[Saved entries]
* * * * * * *
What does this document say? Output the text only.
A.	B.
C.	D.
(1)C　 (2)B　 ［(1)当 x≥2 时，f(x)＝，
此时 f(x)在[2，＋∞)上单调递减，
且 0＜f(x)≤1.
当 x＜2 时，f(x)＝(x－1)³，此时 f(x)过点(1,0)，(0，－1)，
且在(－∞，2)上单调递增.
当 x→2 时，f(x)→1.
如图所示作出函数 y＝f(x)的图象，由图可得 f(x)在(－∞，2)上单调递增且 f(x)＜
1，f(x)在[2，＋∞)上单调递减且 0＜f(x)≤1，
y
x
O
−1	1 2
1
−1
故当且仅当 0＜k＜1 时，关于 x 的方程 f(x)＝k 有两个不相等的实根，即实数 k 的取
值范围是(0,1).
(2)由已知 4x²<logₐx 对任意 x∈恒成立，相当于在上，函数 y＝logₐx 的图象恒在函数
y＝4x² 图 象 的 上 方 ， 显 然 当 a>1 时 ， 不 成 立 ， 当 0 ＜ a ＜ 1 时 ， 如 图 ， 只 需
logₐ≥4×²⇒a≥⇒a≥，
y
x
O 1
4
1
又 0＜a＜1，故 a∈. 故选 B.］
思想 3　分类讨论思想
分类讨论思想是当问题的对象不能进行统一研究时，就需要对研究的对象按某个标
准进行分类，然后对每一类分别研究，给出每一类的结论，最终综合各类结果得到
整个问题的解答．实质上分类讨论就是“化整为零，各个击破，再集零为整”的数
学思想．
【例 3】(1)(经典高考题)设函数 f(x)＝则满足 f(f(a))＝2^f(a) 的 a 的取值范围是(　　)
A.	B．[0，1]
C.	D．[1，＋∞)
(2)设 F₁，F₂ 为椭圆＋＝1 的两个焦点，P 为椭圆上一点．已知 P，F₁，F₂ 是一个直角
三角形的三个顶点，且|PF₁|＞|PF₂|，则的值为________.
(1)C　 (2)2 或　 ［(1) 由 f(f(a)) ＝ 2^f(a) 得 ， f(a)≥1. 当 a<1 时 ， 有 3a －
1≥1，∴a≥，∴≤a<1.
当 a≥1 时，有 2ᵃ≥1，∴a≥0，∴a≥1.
* * * * * * *
**Exercise goal:** Exactly as shown above, return every record.

**Written solution:**
What does this document say? Output the text only.
A.	B.
C.	D.
(1)C　 (2)B　 ［(1)当 x≥2 时，f(x)＝，
此时 f(x)在[2，＋∞)上单调递减，
且 0＜f(x)≤1.
当 x＜2 时，f(x)＝(x－1)³，此时 f(x)过点(1,0)，(0，－1)，
且在(－∞，2)上单调递增.
当 x→2 时，f(x)→1.
如图所示作出函数 y＝f(x)的图象，由图可得 f(x)在(－∞，2)上单调递增且 f(x)＜
1，f(x)在[2，＋∞)上单调递减且 0＜f(x)≤1，
y
x
O
−1	1 2
1
−1
故当且仅当 0＜k＜1 时，关于 x 的方程 f(x)＝k 有两个不相等的实根，即实数 k 的取
值范围是(0,1).
(2)由已知 4x²<logₐx 对任意 x∈恒成立，相当于在上，函数 y＝logₐx 的图象恒在函数
y＝4x² 图 象 的 上 方 ， 显 然 当 a>1 时 ， 不 成 立 ， 当 0 ＜ a ＜ 1 时 ， 如 图 ， 只 需
logₐ≥4×²⇒a≥⇒a≥，
y
x
O 1
4
1
又 0＜a＜1，故 a∈. 故选 B.］
思想 3　分类讨论思想
分类讨论思想是当问题的对象不能进行统一研究时，就需要对研究的对象按某个标
准进行分类，然后对每一类分别研究，给出每一类的结论，最终综合各类结果得到
整个问题的解答．实质上分类讨论就是“化整为零，各个击破，再集零为整”的数
学思想．
【例 3】(1)(经典高考题)设函数 f(x)＝则满足 f(f(a))＝2^f(a) 的 a 的取值范围是(　　)
A.	B．[0，1]
C.	D．[1，＋∞)
(2)设 F₁，F₂ 为椭圆＋＝1 的两个焦点，P 为椭圆上一点．已知 P，F₁，F₂ 是一个直角
三角形的三个顶点，且|PF₁|＞|PF₂|，则的值为________.
(1)C　 (2)2 或　 ［(1) 由 f(f(a)) ＝ 2^f(a) 得 ， f(a)≥1. 当 a<1 时 ， 有 3a －
1≥1，∴a≥，∴≤a<1.
当 a≥1 时，有 2ᵃ≥1，∴a≥0，∴a≥1.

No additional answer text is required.